_Exercise directions_
Locate the string "screenshot" in the records below. Copy every line where it occurs.
^^^^^^^^^^^^^^^^
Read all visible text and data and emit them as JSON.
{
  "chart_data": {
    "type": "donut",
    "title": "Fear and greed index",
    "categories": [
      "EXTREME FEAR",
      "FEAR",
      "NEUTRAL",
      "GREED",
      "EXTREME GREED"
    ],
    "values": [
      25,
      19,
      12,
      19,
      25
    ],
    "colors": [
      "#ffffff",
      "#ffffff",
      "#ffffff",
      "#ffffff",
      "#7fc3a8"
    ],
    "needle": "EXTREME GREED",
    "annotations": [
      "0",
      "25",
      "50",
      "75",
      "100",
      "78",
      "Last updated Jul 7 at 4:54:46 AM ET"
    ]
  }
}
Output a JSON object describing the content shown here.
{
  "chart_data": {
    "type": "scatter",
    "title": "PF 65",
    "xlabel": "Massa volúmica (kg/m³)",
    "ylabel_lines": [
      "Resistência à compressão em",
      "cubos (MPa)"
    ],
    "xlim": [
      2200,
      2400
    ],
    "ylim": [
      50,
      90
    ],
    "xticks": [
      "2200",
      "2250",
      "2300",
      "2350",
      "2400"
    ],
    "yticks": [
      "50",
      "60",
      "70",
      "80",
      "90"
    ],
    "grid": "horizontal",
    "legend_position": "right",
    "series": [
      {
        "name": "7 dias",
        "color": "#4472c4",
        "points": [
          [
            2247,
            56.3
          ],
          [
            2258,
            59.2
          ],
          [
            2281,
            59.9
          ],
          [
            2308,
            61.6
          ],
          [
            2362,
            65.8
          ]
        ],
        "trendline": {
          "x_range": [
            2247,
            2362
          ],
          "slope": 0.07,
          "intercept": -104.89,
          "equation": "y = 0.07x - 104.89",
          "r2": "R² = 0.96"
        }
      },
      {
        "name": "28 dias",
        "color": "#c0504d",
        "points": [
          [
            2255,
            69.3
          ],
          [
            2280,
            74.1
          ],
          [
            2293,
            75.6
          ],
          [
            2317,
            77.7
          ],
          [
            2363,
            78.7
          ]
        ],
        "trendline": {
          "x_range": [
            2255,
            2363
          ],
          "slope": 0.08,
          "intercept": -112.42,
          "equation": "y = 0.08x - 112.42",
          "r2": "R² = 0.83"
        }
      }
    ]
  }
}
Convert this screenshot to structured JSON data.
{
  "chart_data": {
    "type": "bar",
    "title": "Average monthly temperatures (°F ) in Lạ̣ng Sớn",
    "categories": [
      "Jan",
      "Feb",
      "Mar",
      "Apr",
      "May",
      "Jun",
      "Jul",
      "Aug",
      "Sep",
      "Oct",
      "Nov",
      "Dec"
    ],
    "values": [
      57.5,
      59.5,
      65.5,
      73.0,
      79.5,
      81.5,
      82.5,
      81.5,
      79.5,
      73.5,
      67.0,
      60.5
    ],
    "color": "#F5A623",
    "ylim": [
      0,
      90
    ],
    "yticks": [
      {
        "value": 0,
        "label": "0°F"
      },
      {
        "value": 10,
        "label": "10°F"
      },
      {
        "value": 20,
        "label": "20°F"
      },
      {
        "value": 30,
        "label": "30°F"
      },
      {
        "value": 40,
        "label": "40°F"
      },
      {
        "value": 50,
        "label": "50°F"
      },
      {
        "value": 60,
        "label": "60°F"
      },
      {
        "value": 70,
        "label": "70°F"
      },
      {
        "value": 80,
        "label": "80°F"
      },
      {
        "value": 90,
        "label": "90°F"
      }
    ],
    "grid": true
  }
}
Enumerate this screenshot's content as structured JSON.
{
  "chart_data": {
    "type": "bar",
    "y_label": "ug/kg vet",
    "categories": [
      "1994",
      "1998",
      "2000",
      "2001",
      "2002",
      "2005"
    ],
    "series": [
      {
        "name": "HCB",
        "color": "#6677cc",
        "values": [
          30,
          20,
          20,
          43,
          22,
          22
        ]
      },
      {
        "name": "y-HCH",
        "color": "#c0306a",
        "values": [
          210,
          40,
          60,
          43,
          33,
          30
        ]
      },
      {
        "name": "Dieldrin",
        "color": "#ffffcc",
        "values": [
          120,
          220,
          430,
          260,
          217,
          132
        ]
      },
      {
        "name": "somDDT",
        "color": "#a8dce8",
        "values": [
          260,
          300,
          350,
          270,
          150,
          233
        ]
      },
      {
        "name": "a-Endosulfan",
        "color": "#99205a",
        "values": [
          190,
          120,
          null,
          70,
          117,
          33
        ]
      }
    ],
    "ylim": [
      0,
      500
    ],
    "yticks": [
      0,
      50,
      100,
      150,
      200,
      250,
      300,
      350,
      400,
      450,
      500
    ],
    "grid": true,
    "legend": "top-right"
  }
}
^^^^^^^^^^^^^^^^
_Reply to the task_
Convert this screenshot to structured JSON data.
Enumerate this screenshot's content as structured JSON.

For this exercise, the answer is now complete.